Required work »
Copy each line with the word "persistence" in it.
----
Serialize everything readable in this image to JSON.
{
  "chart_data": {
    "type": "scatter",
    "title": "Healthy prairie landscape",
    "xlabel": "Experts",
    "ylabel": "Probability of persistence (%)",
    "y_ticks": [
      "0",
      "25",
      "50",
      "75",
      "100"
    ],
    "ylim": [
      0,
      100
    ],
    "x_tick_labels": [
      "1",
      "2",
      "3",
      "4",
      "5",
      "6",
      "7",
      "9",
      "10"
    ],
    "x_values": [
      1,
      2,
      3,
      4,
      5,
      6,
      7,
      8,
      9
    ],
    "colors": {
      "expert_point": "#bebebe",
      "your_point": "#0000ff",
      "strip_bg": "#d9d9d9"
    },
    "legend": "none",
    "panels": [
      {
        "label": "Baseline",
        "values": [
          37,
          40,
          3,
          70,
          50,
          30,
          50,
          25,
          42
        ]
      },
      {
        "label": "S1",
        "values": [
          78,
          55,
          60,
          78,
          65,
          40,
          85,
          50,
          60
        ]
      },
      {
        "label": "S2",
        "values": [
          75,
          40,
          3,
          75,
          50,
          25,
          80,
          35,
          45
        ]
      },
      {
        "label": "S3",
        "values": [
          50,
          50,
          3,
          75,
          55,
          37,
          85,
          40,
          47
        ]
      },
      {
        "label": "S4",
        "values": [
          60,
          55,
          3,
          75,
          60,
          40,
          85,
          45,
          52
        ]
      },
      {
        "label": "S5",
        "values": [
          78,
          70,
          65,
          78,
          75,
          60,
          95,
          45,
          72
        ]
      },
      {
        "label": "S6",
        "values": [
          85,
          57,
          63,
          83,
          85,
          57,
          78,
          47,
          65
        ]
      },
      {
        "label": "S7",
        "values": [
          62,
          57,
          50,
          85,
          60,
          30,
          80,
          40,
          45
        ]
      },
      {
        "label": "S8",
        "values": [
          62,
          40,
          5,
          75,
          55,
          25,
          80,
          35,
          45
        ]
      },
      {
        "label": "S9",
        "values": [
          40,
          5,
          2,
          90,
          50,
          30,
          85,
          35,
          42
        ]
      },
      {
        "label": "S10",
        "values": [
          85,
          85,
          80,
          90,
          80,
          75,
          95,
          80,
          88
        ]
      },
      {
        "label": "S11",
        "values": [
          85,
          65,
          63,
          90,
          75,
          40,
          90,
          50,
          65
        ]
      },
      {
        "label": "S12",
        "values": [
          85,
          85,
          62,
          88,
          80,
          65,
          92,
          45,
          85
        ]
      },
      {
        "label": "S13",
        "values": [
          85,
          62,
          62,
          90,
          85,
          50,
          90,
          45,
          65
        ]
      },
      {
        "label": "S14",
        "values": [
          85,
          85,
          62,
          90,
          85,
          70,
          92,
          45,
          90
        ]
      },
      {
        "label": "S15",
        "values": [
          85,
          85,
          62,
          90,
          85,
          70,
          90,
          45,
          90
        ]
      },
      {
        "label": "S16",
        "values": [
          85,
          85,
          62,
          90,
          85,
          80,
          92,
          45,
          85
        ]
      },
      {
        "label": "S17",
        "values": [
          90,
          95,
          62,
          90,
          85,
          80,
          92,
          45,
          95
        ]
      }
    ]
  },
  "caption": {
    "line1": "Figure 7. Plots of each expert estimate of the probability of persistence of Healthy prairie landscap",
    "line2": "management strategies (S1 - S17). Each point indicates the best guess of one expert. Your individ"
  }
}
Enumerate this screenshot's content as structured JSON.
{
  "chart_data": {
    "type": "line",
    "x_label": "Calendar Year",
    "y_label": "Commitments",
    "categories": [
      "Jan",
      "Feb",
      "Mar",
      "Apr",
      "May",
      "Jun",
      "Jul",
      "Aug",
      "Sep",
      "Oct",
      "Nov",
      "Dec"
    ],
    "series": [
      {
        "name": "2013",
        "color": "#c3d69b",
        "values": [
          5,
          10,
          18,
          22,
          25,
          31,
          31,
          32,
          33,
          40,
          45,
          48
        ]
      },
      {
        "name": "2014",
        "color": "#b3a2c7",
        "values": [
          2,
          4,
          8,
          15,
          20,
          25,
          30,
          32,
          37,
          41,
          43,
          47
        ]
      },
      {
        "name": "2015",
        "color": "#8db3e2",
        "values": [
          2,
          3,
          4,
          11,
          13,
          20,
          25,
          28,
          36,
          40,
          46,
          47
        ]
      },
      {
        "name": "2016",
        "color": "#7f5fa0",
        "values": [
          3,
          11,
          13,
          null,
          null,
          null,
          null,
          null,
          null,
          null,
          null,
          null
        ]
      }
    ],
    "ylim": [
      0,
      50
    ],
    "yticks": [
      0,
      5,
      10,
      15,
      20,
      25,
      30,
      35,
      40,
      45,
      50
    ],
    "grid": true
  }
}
----
Task solution »
    "ylabel": "Probability of persistence (%)",
    "line1": "Figure 7. Plots of each expert estimate of the probability of persistence of Healthy prairie landscap",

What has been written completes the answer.